Figure contents as structured data
## begin
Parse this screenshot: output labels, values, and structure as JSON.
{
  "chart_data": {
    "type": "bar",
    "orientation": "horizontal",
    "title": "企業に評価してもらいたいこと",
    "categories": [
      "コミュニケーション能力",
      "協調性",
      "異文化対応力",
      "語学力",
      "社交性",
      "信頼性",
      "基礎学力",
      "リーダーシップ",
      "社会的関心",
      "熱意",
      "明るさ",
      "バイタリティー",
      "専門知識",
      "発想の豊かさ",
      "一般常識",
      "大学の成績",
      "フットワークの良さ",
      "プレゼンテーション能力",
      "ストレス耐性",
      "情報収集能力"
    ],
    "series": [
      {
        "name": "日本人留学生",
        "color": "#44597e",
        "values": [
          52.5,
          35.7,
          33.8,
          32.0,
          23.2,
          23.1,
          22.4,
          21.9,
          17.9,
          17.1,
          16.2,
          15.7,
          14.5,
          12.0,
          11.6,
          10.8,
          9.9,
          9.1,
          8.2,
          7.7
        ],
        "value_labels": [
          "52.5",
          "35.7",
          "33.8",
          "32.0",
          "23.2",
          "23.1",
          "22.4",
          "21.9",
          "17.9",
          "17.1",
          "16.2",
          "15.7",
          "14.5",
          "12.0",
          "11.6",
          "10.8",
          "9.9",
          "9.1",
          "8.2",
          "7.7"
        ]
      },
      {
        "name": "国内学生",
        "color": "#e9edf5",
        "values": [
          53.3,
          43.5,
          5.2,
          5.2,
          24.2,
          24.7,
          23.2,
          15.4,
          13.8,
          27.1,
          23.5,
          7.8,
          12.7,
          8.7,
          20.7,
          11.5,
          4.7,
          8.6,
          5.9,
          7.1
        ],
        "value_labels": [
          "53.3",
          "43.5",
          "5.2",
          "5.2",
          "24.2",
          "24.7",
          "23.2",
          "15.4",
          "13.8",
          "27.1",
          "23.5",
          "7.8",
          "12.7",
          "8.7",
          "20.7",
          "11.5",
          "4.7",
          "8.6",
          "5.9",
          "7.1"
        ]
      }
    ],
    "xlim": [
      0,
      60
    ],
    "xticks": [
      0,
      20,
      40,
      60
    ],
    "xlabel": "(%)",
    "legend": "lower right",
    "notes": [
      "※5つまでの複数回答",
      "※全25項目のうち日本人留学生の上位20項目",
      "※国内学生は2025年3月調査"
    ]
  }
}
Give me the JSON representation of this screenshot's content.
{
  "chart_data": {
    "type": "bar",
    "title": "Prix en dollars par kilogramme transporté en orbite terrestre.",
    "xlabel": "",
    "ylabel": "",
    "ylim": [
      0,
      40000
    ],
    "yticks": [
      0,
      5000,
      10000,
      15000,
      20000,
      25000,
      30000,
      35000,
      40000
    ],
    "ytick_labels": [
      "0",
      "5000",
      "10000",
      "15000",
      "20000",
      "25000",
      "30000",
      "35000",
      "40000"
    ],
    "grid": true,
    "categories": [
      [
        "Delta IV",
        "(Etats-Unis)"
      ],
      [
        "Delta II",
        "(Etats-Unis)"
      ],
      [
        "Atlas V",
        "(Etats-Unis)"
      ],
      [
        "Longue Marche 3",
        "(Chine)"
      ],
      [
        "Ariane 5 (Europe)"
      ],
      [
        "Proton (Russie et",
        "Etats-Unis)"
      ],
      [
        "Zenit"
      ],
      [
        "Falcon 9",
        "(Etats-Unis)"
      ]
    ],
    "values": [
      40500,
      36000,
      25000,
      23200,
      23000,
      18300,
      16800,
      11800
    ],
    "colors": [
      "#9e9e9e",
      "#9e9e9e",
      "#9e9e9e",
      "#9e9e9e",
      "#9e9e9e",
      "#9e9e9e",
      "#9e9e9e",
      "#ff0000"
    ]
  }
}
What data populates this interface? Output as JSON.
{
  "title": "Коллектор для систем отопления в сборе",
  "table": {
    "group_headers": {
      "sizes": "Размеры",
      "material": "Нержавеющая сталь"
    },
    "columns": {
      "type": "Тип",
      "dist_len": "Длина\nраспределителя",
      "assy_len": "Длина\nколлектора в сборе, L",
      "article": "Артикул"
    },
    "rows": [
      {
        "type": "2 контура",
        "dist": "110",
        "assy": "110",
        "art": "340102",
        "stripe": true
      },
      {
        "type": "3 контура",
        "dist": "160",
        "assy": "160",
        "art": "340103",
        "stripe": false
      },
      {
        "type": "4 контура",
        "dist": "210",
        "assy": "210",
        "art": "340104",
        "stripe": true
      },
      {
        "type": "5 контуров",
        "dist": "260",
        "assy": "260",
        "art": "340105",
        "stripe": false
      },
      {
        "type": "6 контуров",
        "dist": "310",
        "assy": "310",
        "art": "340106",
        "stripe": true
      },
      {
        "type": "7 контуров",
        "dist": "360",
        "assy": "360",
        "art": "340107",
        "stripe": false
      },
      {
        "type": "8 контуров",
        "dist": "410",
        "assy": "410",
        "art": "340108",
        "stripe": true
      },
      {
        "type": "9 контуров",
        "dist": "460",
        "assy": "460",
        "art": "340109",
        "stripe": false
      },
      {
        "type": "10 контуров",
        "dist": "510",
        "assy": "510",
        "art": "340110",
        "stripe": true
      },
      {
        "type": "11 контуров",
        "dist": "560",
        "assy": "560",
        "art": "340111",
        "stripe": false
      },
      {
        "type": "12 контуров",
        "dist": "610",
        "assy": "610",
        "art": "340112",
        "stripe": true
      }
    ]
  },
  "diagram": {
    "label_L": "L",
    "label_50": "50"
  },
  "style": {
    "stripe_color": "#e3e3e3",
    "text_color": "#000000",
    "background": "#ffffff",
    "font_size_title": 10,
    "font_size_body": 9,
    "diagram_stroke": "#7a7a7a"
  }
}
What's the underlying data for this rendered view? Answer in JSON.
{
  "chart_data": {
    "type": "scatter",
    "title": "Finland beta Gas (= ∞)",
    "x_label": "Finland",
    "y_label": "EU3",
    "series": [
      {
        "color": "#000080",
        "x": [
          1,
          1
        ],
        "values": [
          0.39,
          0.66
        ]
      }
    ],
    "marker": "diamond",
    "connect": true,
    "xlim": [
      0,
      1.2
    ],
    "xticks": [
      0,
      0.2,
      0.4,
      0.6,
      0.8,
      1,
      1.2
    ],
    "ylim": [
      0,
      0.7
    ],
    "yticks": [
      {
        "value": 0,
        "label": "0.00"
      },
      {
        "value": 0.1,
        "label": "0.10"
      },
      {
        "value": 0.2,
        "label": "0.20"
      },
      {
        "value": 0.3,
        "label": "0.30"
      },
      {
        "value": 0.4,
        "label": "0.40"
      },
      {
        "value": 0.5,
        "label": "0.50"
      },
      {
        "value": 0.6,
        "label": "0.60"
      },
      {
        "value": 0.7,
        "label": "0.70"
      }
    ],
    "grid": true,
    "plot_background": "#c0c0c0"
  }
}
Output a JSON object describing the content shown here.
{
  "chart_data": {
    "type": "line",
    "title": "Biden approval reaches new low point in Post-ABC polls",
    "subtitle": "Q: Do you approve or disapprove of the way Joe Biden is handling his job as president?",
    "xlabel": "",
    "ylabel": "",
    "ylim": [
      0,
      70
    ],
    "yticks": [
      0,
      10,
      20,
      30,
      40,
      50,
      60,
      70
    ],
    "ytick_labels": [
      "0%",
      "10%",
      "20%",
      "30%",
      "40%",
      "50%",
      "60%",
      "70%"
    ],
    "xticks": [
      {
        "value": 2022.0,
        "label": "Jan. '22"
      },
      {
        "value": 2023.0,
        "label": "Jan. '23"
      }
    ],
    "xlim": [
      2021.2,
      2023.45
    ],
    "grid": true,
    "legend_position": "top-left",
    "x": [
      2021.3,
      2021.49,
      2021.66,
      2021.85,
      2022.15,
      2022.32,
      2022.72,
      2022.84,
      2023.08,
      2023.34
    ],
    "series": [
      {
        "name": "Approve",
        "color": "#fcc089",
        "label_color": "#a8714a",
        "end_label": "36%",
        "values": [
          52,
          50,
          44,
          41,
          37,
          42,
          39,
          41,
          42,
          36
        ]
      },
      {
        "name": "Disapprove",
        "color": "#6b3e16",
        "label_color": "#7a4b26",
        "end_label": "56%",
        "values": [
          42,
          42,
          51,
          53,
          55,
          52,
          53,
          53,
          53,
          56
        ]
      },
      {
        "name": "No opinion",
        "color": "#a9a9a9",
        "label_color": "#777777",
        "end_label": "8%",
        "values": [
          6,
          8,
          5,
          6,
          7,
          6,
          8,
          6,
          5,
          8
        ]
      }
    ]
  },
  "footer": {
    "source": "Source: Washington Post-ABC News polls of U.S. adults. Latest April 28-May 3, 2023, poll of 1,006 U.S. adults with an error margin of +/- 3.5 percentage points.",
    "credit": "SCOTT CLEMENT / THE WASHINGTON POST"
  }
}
## end
What you should do:
Extract all lines of the records above that include "Biden".

Output:
    "title": "Biden approval reaches new low point in Post-ABC polls",
    "subtitle": "Q: Do you approve or disapprove of the way Joe Biden is handling his job as president?",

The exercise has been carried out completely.